> **Task to complete**
Each entry below is to be duplicated verbatim.

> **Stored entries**
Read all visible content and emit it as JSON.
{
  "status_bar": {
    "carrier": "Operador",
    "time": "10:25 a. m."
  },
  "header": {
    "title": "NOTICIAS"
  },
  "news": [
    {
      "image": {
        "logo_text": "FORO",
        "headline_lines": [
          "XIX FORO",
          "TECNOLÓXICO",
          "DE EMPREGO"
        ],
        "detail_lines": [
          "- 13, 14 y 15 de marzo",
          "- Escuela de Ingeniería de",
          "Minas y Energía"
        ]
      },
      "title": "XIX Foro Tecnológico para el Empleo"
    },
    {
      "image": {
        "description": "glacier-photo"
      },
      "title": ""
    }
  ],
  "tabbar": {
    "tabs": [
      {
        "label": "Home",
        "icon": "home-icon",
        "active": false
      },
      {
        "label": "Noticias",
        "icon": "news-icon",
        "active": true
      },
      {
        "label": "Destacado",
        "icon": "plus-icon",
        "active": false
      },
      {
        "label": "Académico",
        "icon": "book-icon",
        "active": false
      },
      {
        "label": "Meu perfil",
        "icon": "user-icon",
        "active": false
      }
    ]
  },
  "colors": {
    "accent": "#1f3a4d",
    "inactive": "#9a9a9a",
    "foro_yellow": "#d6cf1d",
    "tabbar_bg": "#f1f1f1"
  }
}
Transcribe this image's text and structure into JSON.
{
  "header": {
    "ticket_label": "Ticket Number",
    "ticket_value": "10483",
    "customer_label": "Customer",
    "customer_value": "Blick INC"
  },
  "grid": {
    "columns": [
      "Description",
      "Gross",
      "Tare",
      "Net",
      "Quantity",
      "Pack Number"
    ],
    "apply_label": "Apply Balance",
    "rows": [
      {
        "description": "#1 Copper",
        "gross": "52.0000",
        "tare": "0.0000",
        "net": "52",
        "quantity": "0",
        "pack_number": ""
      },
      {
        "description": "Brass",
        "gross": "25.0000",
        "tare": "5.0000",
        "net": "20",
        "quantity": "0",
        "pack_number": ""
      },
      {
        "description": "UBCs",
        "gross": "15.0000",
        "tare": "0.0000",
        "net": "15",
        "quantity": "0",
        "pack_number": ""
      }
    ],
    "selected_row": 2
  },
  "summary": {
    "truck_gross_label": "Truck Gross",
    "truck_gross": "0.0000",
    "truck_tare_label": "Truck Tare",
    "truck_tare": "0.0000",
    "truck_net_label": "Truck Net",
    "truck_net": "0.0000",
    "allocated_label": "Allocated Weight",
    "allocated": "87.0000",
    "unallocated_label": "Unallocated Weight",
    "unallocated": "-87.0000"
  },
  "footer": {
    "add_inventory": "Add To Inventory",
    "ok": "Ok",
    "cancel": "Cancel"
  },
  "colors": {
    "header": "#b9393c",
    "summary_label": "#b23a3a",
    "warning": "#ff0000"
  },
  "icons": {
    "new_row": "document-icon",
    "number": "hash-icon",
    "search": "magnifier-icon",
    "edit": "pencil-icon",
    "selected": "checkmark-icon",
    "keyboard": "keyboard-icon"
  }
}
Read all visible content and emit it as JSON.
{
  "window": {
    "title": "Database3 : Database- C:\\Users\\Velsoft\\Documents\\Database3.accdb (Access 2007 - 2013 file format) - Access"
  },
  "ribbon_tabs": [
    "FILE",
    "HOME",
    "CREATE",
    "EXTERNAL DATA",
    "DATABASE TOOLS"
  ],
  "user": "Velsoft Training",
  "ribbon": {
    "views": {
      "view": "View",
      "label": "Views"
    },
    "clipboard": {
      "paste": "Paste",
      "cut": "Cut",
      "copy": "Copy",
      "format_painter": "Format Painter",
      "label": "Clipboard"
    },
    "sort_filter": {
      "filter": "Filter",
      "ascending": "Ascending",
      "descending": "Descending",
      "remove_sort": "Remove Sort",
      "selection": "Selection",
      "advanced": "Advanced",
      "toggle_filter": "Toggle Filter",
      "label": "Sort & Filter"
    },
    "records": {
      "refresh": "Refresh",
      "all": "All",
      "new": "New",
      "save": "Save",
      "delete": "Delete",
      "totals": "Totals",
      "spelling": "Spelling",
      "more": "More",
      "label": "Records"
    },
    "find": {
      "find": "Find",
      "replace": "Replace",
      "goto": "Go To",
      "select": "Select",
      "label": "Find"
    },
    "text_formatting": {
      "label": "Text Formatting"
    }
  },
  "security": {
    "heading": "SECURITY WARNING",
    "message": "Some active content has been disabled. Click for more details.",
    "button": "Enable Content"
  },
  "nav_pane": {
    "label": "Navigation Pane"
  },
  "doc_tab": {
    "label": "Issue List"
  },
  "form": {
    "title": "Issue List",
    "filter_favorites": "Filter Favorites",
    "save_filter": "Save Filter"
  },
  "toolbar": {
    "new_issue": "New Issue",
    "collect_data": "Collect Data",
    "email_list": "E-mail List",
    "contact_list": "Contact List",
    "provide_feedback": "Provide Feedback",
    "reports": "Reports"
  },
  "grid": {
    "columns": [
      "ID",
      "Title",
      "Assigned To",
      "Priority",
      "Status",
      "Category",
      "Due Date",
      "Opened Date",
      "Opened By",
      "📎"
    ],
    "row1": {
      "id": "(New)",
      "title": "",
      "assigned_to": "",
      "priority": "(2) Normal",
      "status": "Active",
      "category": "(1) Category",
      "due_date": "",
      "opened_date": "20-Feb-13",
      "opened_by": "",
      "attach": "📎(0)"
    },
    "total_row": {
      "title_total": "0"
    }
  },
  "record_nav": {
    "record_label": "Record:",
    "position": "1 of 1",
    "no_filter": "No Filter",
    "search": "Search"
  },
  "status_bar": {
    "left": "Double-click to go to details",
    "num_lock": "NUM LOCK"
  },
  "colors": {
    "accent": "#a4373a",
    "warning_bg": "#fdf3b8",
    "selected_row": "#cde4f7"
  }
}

> **Output below**
Read all visible content and emit it as JSON.
{
  "status_bar": {
    "carrier": "Operador",
    "time": "10:25 a. m."
  },
  "header": {
    "title": "NOTICIAS"
  },
  "news": [
    {
      "image": {
        "logo_text": "FORO",
        "headline_lines": [
          "XIX FORO",
          "TECNOLÓXICO",
          "DE EMPREGO"
        ],
        "detail_lines": [
          "- 13, 14 y 15 de marzo",
          "- Escuela de Ingeniería de",
          "Minas y Energía"
        ]
      },
      "title": "XIX Foro Tecnológico para el Empleo"
    },
    {
      "image": {
        "description": "glacier-photo"
      },
      "title": ""
    }
  ],
  "tabbar": {
    "tabs": [
      {
        "label": "Home",
        "icon": "home-icon",
        "active": false
      },
      {
        "label": "Noticias",
        "icon": "news-icon",
        "active": true
      },
      {
        "label": "Destacado",
        "icon": "plus-icon",
        "active": false
      },
      {
        "label": "Académico",
        "icon": "book-icon",
        "active": false
      },
      {
        "label": "Meu perfil",
        "icon": "user-icon",
        "active": false
      }
    ]
  },
  "colors": {
    "accent": "#1f3a4d",
    "inactive": "#9a9a9a",
    "foro_yellow": "#d6cf1d",
    "tabbar_bg": "#f1f1f1"
  }
}
Transcribe this image's text and structure into JSON.
{
  "header": {
    "ticket_label": "Ticket Number",
    "ticket_value": "10483",
    "customer_label": "Customer",
    "customer_value": "Blick INC"
  },
  "grid": {
    "columns": [
      "Description",
      "Gross",
      "Tare",
      "Net",
      "Quantity",
      "Pack Number"
    ],
    "apply_label": "Apply Balance",
    "rows": [
      {
        "description": "#1 Copper",
        "gross": "52.0000",
        "tare": "0.0000",
        "net": "52",
        "quantity": "0",
        "pack_number": ""
      },
      {
        "description": "Brass",
        "gross": "25.0000",
        "tare": "5.0000",
        "net": "20",
        "quantity": "0",
        "pack_number": ""
      },
      {
        "description": "UBCs",
        "gross": "15.0000",
        "tare": "0.0000",
        "net": "15",
        "quantity": "0",
        "pack_number": ""
      }
    ],
    "selected_row": 2
  },
  "summary": {
    "truck_gross_label": "Truck Gross",
    "truck_gross": "0.0000",
    "truck_tare_label": "Truck Tare",
    "truck_tare": "0.0000",
    "truck_net_label": "Truck Net",
    "truck_net": "0.0000",
    "allocated_label": "Allocated Weight",
    "allocated": "87.0000",
    "unallocated_label": "Unallocated Weight",
    "unallocated": "-87.0000"
  },
  "footer": {
    "add_inventory": "Add To Inventory",
    "ok": "Ok",
    "cancel": "Cancel"
  },
  "colors": {
    "header": "#b9393c",
    "summary_label": "#b23a3a",
    "warning": "#ff0000"
  },
  "icons": {
    "new_row": "document-icon",
    "number": "hash-icon",
    "search": "magnifier-icon",
    "edit": "pencil-icon",
    "selected": "checkmark-icon",
    "keyboard": "keyboard-icon"
  }
}
Read all visible content and emit it as JSON.
{
  "window": {
    "title": "Database3 : Database- C:\\Users\\Velsoft\\Documents\\Database3.accdb (Access 2007 - 2013 file format) - Access"
  },
  "ribbon_tabs": [
    "FILE",
    "HOME",
    "CREATE",
    "EXTERNAL DATA",
    "DATABASE TOOLS"
  ],
  "user": "Velsoft Training",
  "ribbon": {
    "views": {
      "view": "View",
      "label": "Views"
    },
    "clipboard": {
      "paste": "Paste",
      "cut": "Cut",
      "copy": "Copy",
      "format_painter": "Format Painter",
      "label": "Clipboard"
    },
    "sort_filter": {
      "filter": "Filter",
      "ascending": "Ascending",
      "descending": "Descending",
      "remove_sort": "Remove Sort",
      "selection": "Selection",
      "advanced": "Advanced",
      "toggle_filter": "Toggle Filter",
      "label": "Sort & Filter"
    },
    "records": {
      "refresh": "Refresh",
      "all": "All",
      "new": "New",
      "save": "Save",
      "delete": "Delete",
      "totals": "Totals",
      "spelling": "Spelling",
      "more": "More",
      "label": "Records"
    },
    "find": {
      "find": "Find",
      "replace": "Replace",
      "goto": "Go To",
      "select": "Select",
      "label": "Find"
    },
    "text_formatting": {
      "label": "Text Formatting"
    }
  },
  "security": {
    "heading": "SECURITY WARNING",
    "message": "Some active content has been disabled. Click for more details.",
    "button": "Enable Content"
  },
  "nav_pane": {
    "label": "Navigation Pane"
  },
  "doc_tab": {
    "label": "Issue List"
  },
  "form": {
    "title": "Issue List",
    "filter_favorites": "Filter Favorites",
    "save_filter": "Save Filter"
  },
  "toolbar": {
    "new_issue": "New Issue",
    "collect_data": "Collect Data",
    "email_list": "E-mail List",
    "contact_list": "Contact List",
    "provide_feedback": "Provide Feedback",
    "reports": "Reports"
  },
  "grid": {
    "columns": [
      "ID",
      "Title",
      "Assigned To",
      "Priority",
      "Status",
      "Category",
      "Due Date",
      "Opened Date",
      "Opened By",
      "📎"
    ],
    "row1": {
      "id": "(New)",
      "title": "",
      "assigned_to": "",
      "priority": "(2) Normal",
      "status": "Active",
      "category": "(1) Category",
      "due_date": "",
      "opened_date": "20-Feb-13",
      "opened_by": "",
      "attach": "📎(0)"
    },
    "total_row": {
      "title_total": "0"
    }
  },
  "record_nav": {
    "record_label": "Record:",
    "position": "1 of 1",
    "no_filter": "No Filter",
    "search": "Search"
  },
  "status_bar": {
    "left": "Double-click to go to details",
    "num_lock": "NUM LOCK"
  },
  "colors": {
    "accent": "#a4373a",
    "warning_bg": "#fdf3b8",
    "selected_row": "#cde4f7"
  }
}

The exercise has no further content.